AIM — Look through the material below. Copy each line that contains the string "культуры".

Dataset records —
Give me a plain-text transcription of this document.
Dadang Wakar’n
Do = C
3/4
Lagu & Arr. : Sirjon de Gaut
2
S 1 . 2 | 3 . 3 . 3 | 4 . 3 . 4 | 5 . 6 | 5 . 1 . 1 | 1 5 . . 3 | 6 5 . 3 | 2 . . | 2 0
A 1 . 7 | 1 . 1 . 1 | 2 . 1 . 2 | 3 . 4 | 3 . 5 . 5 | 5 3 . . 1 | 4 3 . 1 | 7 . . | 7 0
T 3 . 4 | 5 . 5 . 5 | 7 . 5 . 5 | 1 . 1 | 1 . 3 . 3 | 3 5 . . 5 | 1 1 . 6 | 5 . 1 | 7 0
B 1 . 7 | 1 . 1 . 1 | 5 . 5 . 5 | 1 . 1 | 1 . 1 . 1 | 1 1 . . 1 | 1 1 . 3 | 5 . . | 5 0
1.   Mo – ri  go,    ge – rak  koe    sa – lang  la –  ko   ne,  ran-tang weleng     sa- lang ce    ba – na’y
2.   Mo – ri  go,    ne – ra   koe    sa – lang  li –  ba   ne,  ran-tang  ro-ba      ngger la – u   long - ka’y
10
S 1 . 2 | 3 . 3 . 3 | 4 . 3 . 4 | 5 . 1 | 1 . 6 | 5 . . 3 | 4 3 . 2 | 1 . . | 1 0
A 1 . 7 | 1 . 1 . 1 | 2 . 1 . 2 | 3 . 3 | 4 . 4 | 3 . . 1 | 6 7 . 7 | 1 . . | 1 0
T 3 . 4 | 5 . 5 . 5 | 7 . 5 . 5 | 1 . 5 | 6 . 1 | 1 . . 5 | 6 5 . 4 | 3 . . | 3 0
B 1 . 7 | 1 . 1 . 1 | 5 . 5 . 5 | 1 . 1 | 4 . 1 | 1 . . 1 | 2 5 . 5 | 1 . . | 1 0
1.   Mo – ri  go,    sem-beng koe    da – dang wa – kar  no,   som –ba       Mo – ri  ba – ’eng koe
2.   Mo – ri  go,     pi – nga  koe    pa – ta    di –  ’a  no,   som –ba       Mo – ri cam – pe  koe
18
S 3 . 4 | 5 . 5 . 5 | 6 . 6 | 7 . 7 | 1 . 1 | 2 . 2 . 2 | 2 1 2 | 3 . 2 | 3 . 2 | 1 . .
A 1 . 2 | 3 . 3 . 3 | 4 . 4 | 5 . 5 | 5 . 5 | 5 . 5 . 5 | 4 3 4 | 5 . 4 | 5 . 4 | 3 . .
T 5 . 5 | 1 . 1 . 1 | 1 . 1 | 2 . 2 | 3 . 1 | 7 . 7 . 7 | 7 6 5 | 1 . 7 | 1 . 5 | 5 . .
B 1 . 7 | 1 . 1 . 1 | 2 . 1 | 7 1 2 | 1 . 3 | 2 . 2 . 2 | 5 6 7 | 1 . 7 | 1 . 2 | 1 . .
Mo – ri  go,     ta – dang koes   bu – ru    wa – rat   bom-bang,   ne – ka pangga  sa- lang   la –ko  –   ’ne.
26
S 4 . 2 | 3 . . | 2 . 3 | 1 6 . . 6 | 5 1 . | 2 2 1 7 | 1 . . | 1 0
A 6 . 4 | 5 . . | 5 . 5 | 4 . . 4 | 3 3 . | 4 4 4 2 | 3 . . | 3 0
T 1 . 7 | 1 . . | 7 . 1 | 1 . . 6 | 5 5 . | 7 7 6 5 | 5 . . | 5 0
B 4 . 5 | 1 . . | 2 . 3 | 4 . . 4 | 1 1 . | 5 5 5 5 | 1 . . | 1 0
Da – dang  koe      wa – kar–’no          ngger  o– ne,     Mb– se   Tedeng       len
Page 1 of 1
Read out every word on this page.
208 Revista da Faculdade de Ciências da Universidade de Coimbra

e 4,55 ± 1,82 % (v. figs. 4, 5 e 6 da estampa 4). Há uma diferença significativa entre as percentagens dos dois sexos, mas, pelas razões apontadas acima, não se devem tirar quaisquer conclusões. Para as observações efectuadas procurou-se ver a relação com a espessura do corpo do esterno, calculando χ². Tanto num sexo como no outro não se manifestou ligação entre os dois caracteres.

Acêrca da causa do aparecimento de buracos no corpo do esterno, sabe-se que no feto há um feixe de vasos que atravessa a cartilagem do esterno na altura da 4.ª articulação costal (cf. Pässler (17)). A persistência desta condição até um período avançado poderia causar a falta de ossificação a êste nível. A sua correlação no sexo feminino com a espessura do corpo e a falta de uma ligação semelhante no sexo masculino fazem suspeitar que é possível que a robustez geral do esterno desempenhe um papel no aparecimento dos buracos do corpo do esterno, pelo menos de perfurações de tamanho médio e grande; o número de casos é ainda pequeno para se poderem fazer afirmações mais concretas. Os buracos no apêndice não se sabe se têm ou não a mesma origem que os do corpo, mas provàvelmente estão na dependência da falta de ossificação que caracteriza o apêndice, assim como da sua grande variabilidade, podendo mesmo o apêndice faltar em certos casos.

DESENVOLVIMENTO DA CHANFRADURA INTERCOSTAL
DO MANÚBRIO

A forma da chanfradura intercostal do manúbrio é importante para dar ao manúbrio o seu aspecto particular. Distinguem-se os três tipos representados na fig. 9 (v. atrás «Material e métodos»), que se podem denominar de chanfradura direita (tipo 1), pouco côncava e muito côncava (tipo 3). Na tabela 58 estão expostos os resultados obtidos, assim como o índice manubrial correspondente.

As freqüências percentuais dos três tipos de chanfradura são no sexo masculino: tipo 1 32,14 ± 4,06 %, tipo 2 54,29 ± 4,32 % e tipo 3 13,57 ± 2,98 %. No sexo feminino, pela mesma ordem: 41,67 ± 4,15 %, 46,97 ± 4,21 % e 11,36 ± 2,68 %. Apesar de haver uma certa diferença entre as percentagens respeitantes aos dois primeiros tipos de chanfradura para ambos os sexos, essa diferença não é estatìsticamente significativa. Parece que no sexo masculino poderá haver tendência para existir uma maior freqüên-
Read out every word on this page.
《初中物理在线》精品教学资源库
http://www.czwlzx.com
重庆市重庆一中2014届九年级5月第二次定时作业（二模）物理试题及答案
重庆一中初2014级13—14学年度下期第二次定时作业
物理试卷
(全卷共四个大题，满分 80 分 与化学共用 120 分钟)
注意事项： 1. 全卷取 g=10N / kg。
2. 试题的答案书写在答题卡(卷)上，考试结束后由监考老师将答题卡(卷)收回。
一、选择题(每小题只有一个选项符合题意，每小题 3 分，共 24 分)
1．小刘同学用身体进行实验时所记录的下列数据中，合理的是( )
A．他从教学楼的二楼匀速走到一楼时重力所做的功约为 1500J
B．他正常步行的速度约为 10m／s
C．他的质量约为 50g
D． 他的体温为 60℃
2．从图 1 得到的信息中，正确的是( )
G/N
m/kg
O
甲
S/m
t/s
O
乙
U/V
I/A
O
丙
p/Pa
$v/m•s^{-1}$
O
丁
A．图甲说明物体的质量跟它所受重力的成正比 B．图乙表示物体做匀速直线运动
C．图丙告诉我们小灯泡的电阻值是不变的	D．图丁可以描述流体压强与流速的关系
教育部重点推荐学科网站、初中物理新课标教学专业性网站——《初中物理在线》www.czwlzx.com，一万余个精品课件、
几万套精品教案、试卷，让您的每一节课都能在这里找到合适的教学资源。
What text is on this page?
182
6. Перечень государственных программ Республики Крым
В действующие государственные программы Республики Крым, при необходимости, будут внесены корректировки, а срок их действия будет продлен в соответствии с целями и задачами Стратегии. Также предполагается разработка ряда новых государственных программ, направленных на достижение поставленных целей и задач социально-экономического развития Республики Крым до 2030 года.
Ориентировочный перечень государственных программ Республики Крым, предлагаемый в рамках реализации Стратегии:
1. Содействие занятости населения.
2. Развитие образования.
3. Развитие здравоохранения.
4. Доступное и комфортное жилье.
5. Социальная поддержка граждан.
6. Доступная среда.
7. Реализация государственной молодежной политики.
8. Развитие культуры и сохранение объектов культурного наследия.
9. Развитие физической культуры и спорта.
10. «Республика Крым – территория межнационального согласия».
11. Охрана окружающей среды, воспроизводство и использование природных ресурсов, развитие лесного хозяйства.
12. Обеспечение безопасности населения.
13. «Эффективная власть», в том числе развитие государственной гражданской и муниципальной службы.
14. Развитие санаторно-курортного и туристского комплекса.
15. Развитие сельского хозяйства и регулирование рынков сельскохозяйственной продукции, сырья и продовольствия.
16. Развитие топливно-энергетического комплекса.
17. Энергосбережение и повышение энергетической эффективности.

RESULT BELOW —
8. Развитие культуры и сохранение объектов культурного наследия.
9. Развитие физической культуры и спорта.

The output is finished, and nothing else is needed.